**Records shown:**
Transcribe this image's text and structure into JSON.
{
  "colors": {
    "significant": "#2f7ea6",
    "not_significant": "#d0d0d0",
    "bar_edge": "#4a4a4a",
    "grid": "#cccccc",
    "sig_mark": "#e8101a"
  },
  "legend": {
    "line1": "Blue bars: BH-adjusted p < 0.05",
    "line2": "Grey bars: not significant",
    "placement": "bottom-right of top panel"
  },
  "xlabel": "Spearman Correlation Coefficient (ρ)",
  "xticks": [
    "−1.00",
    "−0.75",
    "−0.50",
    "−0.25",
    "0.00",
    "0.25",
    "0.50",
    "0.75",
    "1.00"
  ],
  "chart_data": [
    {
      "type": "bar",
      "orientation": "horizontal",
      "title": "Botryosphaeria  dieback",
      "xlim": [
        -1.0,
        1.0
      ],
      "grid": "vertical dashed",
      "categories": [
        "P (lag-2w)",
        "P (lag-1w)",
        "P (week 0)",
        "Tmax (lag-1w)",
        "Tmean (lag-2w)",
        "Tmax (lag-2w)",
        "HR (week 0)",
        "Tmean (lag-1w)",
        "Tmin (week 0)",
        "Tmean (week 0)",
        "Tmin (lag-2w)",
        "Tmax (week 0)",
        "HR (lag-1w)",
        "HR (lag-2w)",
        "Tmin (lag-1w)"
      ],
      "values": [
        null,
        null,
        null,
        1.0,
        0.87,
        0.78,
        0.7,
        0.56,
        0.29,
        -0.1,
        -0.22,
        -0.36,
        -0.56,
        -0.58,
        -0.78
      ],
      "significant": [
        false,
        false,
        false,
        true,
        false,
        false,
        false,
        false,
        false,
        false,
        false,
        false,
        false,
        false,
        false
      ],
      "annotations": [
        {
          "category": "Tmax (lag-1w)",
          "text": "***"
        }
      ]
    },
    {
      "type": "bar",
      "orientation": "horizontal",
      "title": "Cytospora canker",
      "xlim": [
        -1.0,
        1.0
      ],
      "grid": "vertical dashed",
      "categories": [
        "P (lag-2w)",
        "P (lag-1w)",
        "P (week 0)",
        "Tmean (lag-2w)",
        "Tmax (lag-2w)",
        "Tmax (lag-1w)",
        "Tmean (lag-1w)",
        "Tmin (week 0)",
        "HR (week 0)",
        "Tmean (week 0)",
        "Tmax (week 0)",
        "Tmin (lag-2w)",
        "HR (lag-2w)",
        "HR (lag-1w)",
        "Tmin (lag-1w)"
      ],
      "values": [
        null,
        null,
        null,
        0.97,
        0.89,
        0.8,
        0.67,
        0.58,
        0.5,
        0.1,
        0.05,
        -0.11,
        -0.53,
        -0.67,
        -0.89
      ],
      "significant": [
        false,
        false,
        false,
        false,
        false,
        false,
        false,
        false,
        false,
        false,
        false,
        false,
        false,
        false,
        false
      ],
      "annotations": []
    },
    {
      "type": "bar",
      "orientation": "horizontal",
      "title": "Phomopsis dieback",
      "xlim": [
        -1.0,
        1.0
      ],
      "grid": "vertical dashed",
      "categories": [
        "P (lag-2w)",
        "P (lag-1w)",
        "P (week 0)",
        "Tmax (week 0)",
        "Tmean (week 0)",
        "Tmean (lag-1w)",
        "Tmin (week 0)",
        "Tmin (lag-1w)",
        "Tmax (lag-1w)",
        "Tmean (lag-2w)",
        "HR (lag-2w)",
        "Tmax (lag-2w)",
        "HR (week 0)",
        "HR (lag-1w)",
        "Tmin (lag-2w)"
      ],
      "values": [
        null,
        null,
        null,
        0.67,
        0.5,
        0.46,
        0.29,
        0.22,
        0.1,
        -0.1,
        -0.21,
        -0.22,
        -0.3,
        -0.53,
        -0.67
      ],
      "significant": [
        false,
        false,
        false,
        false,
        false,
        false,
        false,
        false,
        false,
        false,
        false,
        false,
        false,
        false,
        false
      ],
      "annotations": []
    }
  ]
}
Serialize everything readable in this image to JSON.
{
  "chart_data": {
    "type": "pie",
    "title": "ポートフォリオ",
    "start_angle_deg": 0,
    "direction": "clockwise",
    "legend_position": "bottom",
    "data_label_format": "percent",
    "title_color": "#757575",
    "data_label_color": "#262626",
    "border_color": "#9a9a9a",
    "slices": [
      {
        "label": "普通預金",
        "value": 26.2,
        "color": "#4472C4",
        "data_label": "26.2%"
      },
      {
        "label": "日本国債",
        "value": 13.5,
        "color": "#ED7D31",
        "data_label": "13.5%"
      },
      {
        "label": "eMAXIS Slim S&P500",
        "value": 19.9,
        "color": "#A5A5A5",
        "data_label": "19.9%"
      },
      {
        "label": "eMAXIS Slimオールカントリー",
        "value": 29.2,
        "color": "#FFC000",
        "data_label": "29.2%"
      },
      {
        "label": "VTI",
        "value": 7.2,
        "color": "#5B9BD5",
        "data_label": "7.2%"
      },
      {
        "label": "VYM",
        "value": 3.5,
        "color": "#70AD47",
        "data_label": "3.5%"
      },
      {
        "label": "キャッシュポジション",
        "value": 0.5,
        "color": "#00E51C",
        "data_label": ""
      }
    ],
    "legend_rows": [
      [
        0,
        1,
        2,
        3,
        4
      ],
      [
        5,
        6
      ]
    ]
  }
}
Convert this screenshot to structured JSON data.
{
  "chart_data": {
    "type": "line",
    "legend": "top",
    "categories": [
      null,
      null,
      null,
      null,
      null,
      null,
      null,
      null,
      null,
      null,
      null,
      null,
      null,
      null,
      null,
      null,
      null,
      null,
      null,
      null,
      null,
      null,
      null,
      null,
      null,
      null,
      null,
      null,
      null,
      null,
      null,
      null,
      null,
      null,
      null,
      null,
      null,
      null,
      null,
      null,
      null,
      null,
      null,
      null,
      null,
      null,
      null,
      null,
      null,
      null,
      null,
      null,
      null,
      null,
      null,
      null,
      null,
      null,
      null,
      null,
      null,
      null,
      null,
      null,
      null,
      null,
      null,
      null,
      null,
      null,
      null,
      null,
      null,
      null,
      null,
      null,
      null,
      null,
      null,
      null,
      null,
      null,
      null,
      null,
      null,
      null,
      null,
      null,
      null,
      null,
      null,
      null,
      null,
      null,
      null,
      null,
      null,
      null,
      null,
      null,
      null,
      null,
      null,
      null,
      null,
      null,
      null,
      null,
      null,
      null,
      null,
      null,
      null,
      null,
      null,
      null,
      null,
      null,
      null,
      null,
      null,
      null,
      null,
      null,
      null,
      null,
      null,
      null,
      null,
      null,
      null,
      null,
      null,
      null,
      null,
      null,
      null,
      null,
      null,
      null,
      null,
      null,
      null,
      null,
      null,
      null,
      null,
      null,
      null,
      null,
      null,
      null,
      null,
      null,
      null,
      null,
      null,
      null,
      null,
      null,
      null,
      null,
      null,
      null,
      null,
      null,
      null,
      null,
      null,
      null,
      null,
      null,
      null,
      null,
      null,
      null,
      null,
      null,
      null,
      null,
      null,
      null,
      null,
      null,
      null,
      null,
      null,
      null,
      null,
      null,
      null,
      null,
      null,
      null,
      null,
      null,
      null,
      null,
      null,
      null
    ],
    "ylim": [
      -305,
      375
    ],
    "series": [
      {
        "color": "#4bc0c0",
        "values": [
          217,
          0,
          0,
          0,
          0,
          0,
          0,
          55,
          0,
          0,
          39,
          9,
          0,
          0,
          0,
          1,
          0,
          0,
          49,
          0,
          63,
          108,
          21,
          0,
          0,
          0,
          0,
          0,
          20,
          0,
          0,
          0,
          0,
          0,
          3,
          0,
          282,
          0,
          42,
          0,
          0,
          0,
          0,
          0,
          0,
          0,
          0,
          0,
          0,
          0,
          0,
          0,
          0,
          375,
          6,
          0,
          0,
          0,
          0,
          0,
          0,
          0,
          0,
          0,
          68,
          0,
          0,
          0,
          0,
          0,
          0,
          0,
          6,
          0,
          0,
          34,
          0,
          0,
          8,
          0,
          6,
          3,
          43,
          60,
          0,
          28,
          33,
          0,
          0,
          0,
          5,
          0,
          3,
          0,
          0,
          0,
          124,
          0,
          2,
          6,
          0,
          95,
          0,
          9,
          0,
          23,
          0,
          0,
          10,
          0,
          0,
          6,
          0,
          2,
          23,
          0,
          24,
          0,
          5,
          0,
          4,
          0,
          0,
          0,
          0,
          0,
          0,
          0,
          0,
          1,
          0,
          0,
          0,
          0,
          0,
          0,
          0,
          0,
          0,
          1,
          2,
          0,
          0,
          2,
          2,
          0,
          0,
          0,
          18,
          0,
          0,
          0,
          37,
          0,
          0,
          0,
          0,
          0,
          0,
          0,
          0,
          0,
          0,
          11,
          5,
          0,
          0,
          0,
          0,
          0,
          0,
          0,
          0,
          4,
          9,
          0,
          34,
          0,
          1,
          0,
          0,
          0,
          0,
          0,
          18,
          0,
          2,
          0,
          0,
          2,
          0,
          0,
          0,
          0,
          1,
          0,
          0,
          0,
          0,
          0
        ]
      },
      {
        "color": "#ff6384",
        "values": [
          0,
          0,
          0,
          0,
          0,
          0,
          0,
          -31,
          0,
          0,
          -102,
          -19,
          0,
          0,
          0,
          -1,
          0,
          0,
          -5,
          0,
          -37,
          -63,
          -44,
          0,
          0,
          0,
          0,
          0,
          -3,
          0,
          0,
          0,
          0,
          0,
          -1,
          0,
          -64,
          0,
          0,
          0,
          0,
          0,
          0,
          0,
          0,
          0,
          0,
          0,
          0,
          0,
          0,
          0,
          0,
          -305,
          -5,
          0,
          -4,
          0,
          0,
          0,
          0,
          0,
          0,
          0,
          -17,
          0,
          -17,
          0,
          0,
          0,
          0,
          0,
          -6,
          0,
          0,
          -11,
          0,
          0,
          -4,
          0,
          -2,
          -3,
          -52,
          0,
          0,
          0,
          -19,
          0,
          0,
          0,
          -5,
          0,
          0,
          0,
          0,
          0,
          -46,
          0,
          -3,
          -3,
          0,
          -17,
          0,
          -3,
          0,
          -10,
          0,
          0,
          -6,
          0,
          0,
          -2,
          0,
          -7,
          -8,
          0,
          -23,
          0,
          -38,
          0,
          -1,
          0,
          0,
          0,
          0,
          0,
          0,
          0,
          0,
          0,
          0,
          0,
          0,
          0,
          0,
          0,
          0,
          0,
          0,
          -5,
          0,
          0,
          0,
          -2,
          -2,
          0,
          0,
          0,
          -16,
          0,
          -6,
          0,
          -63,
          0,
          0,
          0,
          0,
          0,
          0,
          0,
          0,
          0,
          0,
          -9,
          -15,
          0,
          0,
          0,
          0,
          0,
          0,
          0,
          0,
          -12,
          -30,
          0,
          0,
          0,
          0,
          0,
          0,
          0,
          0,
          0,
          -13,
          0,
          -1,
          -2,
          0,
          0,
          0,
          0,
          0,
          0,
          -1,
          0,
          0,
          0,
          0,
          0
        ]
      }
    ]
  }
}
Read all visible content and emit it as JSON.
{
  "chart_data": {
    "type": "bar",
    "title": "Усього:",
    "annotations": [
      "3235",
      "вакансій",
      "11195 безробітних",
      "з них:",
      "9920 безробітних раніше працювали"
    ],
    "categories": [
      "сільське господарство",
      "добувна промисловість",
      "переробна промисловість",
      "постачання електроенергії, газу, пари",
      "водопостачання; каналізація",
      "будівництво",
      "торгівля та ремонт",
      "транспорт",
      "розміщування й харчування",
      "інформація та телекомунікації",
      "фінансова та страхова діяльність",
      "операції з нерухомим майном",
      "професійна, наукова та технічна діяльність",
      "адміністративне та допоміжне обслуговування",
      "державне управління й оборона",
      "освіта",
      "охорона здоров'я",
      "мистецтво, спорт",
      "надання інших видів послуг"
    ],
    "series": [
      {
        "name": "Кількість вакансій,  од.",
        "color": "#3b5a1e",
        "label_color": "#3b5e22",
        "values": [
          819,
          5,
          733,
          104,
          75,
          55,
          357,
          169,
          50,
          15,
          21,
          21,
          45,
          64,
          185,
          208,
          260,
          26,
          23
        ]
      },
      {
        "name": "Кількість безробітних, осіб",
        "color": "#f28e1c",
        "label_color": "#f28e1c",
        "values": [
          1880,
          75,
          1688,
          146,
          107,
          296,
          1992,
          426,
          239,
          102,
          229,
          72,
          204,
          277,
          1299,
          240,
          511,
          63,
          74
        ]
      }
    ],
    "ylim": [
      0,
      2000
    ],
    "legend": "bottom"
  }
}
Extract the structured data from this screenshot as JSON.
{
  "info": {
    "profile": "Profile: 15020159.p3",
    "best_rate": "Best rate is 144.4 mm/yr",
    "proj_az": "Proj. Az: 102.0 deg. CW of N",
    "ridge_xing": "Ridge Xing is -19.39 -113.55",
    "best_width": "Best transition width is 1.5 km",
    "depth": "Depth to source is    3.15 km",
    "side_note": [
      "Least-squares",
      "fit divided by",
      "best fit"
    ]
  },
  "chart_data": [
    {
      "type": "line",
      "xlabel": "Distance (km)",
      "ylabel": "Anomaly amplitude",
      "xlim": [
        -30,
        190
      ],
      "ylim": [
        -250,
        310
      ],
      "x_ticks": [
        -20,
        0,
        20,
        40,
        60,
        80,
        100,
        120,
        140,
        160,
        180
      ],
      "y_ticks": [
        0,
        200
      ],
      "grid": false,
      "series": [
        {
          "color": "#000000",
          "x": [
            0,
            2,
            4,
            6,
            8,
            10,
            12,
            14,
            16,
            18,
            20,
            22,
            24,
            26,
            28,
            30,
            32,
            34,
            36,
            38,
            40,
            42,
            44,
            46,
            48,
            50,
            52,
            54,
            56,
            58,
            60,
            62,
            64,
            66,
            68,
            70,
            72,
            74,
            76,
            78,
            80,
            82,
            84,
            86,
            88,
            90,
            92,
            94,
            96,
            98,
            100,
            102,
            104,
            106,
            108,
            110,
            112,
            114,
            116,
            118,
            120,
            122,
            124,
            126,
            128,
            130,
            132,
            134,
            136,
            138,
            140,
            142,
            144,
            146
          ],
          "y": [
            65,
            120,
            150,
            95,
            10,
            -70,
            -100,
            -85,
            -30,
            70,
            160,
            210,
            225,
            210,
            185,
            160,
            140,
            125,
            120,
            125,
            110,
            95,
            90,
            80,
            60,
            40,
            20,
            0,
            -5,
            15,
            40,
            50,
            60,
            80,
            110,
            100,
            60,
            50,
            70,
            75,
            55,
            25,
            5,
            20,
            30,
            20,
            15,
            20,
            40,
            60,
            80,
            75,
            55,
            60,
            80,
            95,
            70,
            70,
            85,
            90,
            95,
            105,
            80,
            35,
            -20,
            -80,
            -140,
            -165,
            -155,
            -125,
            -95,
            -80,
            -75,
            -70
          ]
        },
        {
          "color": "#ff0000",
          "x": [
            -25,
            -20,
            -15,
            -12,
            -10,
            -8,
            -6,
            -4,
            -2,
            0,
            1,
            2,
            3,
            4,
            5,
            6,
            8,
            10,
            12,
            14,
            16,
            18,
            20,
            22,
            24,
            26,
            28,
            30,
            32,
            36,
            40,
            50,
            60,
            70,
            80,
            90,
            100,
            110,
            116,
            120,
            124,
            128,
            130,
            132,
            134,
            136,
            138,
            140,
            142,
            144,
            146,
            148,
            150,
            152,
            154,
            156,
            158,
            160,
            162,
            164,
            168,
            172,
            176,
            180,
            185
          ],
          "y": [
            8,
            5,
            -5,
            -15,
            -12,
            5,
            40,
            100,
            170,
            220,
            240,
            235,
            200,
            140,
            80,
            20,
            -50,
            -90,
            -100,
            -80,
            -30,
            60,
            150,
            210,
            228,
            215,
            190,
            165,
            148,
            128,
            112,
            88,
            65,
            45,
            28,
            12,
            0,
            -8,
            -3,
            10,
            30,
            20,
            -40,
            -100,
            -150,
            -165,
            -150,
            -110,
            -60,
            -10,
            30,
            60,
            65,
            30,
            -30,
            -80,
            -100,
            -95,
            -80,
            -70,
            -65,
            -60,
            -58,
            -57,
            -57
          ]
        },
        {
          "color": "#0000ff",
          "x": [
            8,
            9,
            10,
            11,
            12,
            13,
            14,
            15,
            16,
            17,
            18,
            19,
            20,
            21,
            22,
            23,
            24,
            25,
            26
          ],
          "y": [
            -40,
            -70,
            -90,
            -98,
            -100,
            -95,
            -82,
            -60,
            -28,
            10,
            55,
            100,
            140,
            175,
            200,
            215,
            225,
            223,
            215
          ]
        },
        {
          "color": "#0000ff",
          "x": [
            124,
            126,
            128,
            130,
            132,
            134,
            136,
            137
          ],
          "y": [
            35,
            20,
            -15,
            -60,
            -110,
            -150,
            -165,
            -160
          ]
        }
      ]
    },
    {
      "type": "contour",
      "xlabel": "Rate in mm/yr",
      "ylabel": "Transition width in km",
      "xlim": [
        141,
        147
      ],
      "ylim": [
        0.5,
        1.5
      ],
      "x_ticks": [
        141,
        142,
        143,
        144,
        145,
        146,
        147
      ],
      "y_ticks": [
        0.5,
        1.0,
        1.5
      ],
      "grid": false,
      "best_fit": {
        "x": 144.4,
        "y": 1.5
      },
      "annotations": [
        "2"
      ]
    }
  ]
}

**Given problem:** Your task is to collect every line above that contains the word "промисловість".

**Final result:**
      "добувна промисловість",
      "переробна промисловість",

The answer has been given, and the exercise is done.